INFORMATION PROVIDED =
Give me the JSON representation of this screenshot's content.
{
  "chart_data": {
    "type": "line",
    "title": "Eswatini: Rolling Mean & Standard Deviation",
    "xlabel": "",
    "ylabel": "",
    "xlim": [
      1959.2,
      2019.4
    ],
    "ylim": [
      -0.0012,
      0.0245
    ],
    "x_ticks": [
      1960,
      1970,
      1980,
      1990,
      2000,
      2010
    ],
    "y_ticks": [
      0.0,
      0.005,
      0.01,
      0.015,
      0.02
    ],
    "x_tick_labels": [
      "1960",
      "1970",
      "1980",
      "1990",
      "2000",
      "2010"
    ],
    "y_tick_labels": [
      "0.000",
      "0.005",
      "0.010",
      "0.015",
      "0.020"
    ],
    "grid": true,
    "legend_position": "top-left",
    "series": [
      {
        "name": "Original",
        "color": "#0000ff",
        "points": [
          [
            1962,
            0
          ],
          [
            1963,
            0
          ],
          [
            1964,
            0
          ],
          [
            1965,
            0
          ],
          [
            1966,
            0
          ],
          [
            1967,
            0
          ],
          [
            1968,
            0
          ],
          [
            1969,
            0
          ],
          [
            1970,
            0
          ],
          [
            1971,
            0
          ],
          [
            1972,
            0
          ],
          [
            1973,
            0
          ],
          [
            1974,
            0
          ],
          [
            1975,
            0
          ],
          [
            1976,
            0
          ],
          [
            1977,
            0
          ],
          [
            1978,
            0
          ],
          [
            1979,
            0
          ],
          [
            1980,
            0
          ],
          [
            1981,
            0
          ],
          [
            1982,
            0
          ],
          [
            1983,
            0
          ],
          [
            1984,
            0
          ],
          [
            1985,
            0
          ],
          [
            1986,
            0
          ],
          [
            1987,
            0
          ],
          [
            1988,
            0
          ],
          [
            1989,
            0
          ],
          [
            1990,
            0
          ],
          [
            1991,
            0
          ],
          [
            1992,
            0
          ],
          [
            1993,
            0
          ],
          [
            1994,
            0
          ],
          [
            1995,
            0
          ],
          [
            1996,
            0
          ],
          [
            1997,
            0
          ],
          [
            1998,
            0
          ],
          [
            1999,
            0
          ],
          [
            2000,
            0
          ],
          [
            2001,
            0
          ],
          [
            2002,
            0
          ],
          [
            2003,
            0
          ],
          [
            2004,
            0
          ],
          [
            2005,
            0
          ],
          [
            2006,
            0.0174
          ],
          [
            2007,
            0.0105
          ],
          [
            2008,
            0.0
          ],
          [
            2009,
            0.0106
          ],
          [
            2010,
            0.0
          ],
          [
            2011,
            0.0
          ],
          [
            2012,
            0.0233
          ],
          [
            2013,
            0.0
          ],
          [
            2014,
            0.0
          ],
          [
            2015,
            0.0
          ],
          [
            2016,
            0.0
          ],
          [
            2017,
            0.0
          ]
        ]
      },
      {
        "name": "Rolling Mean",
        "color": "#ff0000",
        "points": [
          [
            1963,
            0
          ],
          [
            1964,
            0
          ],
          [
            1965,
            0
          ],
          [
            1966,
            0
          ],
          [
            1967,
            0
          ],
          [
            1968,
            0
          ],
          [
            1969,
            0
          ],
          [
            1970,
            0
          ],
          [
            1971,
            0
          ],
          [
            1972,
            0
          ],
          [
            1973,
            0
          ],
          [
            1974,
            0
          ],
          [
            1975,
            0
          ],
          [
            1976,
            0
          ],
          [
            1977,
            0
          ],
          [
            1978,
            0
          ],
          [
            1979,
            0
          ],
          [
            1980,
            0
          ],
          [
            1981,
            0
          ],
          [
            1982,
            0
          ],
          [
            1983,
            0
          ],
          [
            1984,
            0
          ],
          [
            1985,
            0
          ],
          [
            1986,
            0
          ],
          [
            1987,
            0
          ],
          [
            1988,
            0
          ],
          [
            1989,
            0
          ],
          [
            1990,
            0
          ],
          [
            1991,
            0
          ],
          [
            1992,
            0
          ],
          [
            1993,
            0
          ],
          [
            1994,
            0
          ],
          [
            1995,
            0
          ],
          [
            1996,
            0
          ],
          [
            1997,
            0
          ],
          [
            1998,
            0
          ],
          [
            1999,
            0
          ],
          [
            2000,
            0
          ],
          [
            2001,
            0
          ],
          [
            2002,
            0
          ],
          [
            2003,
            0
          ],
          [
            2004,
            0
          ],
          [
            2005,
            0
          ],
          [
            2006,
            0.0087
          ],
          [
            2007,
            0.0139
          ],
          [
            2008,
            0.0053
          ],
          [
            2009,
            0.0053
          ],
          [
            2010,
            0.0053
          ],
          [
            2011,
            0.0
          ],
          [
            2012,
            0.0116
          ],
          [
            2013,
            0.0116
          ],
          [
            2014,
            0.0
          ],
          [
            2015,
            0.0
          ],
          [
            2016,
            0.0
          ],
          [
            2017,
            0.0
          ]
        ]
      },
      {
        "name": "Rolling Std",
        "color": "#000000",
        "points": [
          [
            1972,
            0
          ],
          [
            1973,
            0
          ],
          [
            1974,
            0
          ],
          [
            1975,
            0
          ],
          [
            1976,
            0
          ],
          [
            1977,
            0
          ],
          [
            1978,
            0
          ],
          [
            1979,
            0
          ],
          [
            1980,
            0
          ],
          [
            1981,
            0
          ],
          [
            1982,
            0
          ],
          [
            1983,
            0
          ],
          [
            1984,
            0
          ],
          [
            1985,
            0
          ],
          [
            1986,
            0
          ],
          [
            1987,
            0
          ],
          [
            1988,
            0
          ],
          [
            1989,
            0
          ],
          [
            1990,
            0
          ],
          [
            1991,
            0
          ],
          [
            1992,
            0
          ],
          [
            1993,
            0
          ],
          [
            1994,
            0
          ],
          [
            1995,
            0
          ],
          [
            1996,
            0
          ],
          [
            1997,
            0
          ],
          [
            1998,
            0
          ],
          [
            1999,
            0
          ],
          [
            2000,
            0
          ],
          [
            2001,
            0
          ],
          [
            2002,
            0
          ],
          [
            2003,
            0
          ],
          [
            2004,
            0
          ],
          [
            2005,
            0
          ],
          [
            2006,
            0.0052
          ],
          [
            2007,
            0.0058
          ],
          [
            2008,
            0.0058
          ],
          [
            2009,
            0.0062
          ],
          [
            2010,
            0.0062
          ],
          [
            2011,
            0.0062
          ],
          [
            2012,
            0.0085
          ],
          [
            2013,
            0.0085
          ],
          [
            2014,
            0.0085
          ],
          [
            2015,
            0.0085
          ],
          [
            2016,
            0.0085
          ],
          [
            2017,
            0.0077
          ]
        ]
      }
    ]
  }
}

WRITTEN REQUEST = Go through the listing above and list every line that has the word "name".

RESPONSE FOR THIS EXERCISE =
        "name": "Original",
        "name": "Rolling Mean",
        "name": "Rolling Std",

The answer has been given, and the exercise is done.